--- Begin ---
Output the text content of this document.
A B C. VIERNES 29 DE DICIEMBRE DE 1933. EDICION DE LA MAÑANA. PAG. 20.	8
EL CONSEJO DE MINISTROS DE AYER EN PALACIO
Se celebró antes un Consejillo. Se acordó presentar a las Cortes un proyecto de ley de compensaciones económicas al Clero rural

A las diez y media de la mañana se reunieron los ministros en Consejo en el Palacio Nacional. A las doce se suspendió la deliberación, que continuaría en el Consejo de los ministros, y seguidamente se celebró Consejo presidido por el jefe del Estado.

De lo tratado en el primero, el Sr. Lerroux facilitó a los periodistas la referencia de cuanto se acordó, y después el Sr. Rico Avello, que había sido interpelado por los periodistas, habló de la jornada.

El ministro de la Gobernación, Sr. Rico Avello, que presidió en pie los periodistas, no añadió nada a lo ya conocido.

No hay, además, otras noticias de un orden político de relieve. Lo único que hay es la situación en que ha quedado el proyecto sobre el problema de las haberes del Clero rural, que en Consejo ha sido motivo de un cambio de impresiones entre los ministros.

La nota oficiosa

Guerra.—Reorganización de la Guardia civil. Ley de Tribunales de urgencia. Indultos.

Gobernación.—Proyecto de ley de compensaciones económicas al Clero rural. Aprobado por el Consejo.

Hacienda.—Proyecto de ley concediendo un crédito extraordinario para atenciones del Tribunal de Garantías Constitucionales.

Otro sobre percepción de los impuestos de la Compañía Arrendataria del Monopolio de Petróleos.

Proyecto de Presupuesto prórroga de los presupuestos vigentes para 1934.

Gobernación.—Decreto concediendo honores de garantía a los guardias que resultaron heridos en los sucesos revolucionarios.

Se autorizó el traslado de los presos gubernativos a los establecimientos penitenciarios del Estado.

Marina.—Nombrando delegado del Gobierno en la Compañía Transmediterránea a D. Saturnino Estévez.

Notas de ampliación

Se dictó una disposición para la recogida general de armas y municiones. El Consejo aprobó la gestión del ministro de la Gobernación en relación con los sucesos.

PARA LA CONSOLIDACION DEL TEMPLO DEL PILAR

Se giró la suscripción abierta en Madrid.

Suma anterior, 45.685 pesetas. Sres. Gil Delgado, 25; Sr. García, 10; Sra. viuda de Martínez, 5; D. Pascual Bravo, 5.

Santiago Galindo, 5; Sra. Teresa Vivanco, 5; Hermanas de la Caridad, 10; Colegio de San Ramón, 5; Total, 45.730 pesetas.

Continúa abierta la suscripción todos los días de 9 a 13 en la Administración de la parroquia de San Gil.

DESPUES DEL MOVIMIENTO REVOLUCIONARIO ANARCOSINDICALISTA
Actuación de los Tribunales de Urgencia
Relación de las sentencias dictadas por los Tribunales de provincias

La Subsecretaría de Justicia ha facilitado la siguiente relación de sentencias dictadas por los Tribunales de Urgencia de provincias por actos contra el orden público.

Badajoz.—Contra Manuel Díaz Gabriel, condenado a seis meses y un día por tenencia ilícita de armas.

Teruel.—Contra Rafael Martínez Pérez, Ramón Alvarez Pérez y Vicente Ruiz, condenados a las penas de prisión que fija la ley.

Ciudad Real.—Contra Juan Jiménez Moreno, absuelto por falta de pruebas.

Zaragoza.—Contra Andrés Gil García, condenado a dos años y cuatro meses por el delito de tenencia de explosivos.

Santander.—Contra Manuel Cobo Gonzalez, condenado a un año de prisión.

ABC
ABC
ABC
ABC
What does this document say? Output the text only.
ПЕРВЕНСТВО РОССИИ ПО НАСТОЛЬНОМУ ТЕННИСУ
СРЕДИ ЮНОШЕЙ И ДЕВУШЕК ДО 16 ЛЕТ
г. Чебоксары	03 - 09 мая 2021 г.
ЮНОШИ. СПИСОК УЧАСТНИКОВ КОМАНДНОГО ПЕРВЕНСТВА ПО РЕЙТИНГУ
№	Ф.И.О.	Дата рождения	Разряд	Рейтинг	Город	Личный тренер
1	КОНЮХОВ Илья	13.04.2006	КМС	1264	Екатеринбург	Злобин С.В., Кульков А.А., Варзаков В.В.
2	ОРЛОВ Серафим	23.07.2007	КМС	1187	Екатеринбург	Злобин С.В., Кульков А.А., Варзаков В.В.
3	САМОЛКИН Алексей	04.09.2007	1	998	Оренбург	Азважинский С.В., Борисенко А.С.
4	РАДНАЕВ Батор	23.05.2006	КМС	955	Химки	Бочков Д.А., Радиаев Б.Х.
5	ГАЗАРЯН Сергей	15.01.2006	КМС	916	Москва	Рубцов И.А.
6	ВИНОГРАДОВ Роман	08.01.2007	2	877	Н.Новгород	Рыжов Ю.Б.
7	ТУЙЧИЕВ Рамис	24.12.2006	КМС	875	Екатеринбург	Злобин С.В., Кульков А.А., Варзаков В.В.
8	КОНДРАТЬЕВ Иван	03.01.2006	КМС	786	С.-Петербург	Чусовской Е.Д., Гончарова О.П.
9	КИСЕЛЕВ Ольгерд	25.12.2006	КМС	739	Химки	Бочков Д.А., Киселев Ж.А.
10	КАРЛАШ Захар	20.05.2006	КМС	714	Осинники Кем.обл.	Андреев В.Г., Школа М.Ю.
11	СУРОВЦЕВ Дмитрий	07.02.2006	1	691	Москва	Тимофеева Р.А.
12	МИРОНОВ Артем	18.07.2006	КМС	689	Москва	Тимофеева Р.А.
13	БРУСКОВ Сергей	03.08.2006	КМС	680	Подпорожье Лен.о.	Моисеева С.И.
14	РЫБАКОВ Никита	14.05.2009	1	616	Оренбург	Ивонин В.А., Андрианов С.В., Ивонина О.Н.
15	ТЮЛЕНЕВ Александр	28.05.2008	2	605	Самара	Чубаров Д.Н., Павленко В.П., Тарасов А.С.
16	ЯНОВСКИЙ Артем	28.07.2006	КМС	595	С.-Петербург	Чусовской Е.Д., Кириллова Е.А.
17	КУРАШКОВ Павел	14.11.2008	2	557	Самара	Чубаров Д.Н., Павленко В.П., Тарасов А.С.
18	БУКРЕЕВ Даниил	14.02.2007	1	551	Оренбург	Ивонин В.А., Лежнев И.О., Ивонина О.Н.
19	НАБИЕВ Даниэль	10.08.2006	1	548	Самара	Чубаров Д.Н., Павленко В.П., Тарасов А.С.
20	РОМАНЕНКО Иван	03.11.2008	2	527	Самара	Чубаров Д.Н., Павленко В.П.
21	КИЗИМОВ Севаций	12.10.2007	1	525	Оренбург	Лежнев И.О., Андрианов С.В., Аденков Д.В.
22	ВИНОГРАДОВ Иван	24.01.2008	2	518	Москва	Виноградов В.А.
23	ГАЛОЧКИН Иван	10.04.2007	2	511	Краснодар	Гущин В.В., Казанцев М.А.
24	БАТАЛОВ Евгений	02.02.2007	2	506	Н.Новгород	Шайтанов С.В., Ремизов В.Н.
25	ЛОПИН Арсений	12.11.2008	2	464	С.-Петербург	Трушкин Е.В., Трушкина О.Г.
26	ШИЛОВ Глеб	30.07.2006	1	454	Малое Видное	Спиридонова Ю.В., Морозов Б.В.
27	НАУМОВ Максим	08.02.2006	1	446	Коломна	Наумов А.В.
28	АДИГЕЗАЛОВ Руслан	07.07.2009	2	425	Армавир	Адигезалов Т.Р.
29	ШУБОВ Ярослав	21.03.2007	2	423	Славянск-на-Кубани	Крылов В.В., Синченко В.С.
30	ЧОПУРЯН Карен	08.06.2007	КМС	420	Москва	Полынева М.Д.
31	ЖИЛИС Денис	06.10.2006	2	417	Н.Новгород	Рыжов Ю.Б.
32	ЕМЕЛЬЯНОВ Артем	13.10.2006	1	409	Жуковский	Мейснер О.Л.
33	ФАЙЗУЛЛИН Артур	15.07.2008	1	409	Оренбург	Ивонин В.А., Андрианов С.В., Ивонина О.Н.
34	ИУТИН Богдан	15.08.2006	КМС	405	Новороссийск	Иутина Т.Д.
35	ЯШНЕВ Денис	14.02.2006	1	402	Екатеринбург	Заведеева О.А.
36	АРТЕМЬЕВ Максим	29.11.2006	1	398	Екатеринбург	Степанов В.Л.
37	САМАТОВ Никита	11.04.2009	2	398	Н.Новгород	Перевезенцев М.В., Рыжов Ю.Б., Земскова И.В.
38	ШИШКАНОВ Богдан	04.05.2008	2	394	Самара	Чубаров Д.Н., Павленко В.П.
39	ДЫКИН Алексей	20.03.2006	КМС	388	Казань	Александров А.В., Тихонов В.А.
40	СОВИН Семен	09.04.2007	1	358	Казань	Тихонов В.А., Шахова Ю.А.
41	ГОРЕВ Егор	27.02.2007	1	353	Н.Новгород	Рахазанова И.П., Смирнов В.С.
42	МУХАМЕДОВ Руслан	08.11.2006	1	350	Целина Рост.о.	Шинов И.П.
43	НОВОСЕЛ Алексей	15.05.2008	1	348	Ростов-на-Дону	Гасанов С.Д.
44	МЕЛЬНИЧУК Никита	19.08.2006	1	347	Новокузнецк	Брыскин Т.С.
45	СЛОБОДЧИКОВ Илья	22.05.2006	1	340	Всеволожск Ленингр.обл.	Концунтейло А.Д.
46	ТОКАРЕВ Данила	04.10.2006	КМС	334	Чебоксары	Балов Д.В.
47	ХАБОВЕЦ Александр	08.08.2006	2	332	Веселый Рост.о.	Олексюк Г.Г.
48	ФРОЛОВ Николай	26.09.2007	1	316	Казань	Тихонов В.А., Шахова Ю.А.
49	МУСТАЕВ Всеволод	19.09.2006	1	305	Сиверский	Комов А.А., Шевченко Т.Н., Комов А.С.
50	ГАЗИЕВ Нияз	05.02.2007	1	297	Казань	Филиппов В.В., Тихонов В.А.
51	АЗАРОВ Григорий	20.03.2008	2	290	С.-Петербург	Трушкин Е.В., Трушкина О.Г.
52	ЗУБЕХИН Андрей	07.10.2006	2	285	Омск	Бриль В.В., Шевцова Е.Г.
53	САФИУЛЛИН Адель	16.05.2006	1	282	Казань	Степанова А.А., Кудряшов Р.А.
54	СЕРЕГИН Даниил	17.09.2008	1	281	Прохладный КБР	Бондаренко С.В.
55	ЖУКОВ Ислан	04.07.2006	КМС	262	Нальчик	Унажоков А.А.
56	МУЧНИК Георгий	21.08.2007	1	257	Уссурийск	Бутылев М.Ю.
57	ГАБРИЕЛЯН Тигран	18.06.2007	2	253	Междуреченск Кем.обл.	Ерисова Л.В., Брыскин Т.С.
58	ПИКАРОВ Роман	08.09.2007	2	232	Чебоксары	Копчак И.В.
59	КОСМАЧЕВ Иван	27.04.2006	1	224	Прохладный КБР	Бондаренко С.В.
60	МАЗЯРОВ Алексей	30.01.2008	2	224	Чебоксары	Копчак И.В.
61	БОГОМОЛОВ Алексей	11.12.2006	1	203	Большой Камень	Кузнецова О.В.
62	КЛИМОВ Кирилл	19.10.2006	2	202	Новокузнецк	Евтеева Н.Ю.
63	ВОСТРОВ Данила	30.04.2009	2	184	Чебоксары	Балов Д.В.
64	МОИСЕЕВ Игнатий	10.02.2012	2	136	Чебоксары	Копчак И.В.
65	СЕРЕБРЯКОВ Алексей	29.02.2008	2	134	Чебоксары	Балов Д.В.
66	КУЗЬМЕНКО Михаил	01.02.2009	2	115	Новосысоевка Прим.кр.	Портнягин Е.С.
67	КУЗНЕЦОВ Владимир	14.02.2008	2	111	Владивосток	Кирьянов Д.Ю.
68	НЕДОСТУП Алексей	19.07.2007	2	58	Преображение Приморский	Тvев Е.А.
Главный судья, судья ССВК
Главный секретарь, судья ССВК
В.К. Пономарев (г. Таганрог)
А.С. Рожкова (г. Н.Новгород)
--- End ---
List every line above containing the word "Тимофеева".

Exercise result:
11	СУРОВЦЕВ Дмитрий	07.02.2006	1	691	Москва	Тимофеева Р.А.
12	МИРОНОВ Артем	18.07.2006	КМС	689	Москва	Тимофеева Р.А.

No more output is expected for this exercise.